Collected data
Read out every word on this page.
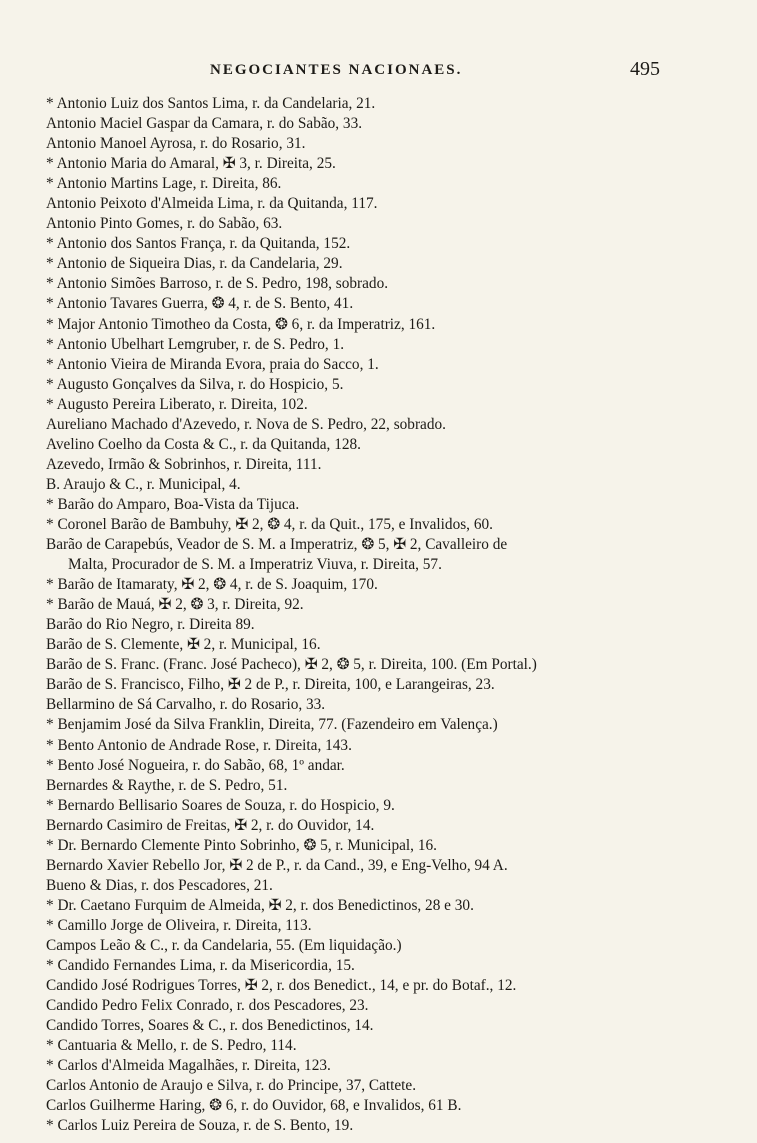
NEGOCIANTES NACIONAES.	495
* Antonio Luiz dos Santos Lima, r. da Candelaria, 21.
Antonio Maciel Gaspar da Camara, r. do Sabão, 33.
Antonio Manoel Ayrosa, r. do Rosario, 31.
* Antonio Maria do Amaral, ✠ 3, r. Direita, 25.
* Antonio Martins Lage, r. Direita, 86.
Antonio Peixoto d'Almeida Lima, r. da Quitanda, 117.
Antonio Pinto Gomes, r. do Sabão, 63.
* Antonio dos Santos França, r. da Quitanda, 152.
* Antonio de Siqueira Dias, r. da Candelaria, 29.
* Antonio Simões Barroso, r. de S. Pedro, 198, sobrado.
* Antonio Tavares Guerra, ❂ 4, r. de S. Bento, 41.
* Major Antonio Timotheo da Costa, ❂ 6, r. da Imperatriz, 161.
* Antonio Ubelhart Lemgruber, r. de S. Pedro, 1.
* Antonio Vieira de Miranda Evora, praia do Sacco, 1.
* Augusto Gonçalves da Silva, r. do Hospicio, 5.
* Augusto Pereira Liberato, r. Direita, 102.
Aureliano Machado d'Azevedo, r. Nova de S. Pedro, 22, sobrado.
Avelino Coelho da Costa & C., r. da Quitanda, 128.
Azevedo, Irmão & Sobrinhos, r. Direita, 111.
B. Araujo & C., r. Municipal, 4.
* Barão do Amparo, Boa-Vista da Tijuca.
* Coronel Barão de Bambuhy, ✠ 2, ❂ 4, r. da Quit., 175, e Invalidos, 60.
Barão de Carapebús, Veador de S. M. a Imperatriz, ❂ 5, ✠ 2, Cavalleiro de
Malta, Procurador de S. M. a Imperatriz Viuva, r. Direita, 57.
* Barão de Itamaraty, ✠ 2, ❂ 4, r. de S. Joaquim, 170.
* Barão de Mauá, ✠ 2, ❂ 3, r. Direita, 92.
Barão do Rio Negro, r. Direita 89.
Barão de S. Clemente, ✠ 2, r. Municipal, 16.
Barão de S. Franc. (Franc. José Pacheco), ✠ 2, ❂ 5, r. Direita, 100. (Em Portal.)
Barão de S. Francisco, Filho, ✠ 2 de P., r. Direita, 100, e Larangeiras, 23.
Bellarmino de Sá Carvalho, r. do Rosario, 33.
* Benjamim José da Silva Franklin, Direita, 77. (Fazendeiro em Valença.)
* Bento Antonio de Andrade Rose, r. Direita, 143.
* Bento José Nogueira, r. do Sabão, 68, 1º andar.
Bernardes & Raythe, r. de S. Pedro, 51.
* Bernardo Bellisario Soares de Souza, r. do Hospicio, 9.
Bernardo Casimiro de Freitas, ✠ 2, r. do Ouvidor, 14.
* Dr. Bernardo Clemente Pinto Sobrinho, ❂ 5, r. Municipal, 16.
Bernardo Xavier Rebello Jor, ✠ 2 de P., r. da Cand., 39, e Eng-Velho, 94 A.
Bueno & Dias, r. dos Pescadores, 21.
* Dr. Caetano Furquim de Almeida, ✠ 2, r. dos Benedictinos, 28 e 30.
* Camillo Jorge de Oliveira, r. Direita, 113.
Campos Leão & C., r. da Candelaria, 55. (Em liquidação.)
* Candido Fernandes Lima, r. da Misericordia, 15.
Candido José Rodrigues Torres, ✠ 2, r. dos Benedict., 14, e pr. do Botaf., 12.
Candido Pedro Felix Conrado, r. dos Pescadores, 23.
Candido Torres, Soares & C., r. dos Benedictinos, 14.
* Cantuaria & Mello, r. de S. Pedro, 114.
* Carlos d'Almeida Magalhães, r. Direita, 123.
Carlos Antonio de Araujo e Silva, r. do Principe, 37, Cattete.
Carlos Guilherme Haring, ❂ 6, r. do Ouvidor, 68, e Invalidos, 61 B.
* Carlos Luiz Pereira de Souza, r. de S. Bento, 19.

What to do — Pictures stay out; reproduce every line of the records exactly.

Response below —
Read out every word on this page.
NEGOCIANTES NACIONAES.	495
* Antonio Luiz dos Santos Lima, r. da Candelaria, 21.
Antonio Maciel Gaspar da Camara, r. do Sabão, 33.
Antonio Manoel Ayrosa, r. do Rosario, 31.
* Antonio Maria do Amaral, ✠ 3, r. Direita, 25.
* Antonio Martins Lage, r. Direita, 86.
Antonio Peixoto d'Almeida Lima, r. da Quitanda, 117.
Antonio Pinto Gomes, r. do Sabão, 63.
* Antonio dos Santos França, r. da Quitanda, 152.
* Antonio de Siqueira Dias, r. da Candelaria, 29.
* Antonio Simões Barroso, r. de S. Pedro, 198, sobrado.
* Antonio Tavares Guerra, ❂ 4, r. de S. Bento, 41.
* Major Antonio Timotheo da Costa, ❂ 6, r. da Imperatriz, 161.
* Antonio Ubelhart Lemgruber, r. de S. Pedro, 1.
* Antonio Vieira de Miranda Evora, praia do Sacco, 1.
* Augusto Gonçalves da Silva, r. do Hospicio, 5.
* Augusto Pereira Liberato, r. Direita, 102.
Aureliano Machado d'Azevedo, r. Nova de S. Pedro, 22, sobrado.
Avelino Coelho da Costa & C., r. da Quitanda, 128.
Azevedo, Irmão & Sobrinhos, r. Direita, 111.
B. Araujo & C., r. Municipal, 4.
* Barão do Amparo, Boa-Vista da Tijuca.
* Coronel Barão de Bambuhy, ✠ 2, ❂ 4, r. da Quit., 175, e Invalidos, 60.
Barão de Carapebús, Veador de S. M. a Imperatriz, ❂ 5, ✠ 2, Cavalleiro de
Malta, Procurador de S. M. a Imperatriz Viuva, r. Direita, 57.
* Barão de Itamaraty, ✠ 2, ❂ 4, r. de S. Joaquim, 170.
* Barão de Mauá, ✠ 2, ❂ 3, r. Direita, 92.
Barão do Rio Negro, r. Direita 89.
Barão de S. Clemente, ✠ 2, r. Municipal, 16.
Barão de S. Franc. (Franc. José Pacheco), ✠ 2, ❂ 5, r. Direita, 100. (Em Portal.)
Barão de S. Francisco, Filho, ✠ 2 de P., r. Direita, 100, e Larangeiras, 23.
Bellarmino de Sá Carvalho, r. do Rosario, 33.
* Benjamim José da Silva Franklin, Direita, 77. (Fazendeiro em Valença.)
* Bento Antonio de Andrade Rose, r. Direita, 143.
* Bento José Nogueira, r. do Sabão, 68, 1º andar.
Bernardes & Raythe, r. de S. Pedro, 51.
* Bernardo Bellisario Soares de Souza, r. do Hospicio, 9.
Bernardo Casimiro de Freitas, ✠ 2, r. do Ouvidor, 14.
* Dr. Bernardo Clemente Pinto Sobrinho, ❂ 5, r. Municipal, 16.
Bernardo Xavier Rebello Jor, ✠ 2 de P., r. da Cand., 39, e Eng-Velho, 94 A.
Bueno & Dias, r. dos Pescadores, 21.
* Dr. Caetano Furquim de Almeida, ✠ 2, r. dos Benedictinos, 28 e 30.
* Camillo Jorge de Oliveira, r. Direita, 113.
Campos Leão & C., r. da Candelaria, 55. (Em liquidação.)
* Candido Fernandes Lima, r. da Misericordia, 15.
Candido José Rodrigues Torres, ✠ 2, r. dos Benedict., 14, e pr. do Botaf., 12.
Candido Pedro Felix Conrado, r. dos Pescadores, 23.
Candido Torres, Soares & C., r. dos Benedictinos, 14.
* Cantuaria & Mello, r. de S. Pedro, 114.
* Carlos d'Almeida Magalhães, r. Direita, 123.
Carlos Antonio de Araujo e Silva, r. do Principe, 37, Cattete.
Carlos Guilherme Haring, ❂ 6, r. do Ouvidor, 68, e Invalidos, 61 B.
* Carlos Luiz Pereira de Souza, r. de S. Bento, 19.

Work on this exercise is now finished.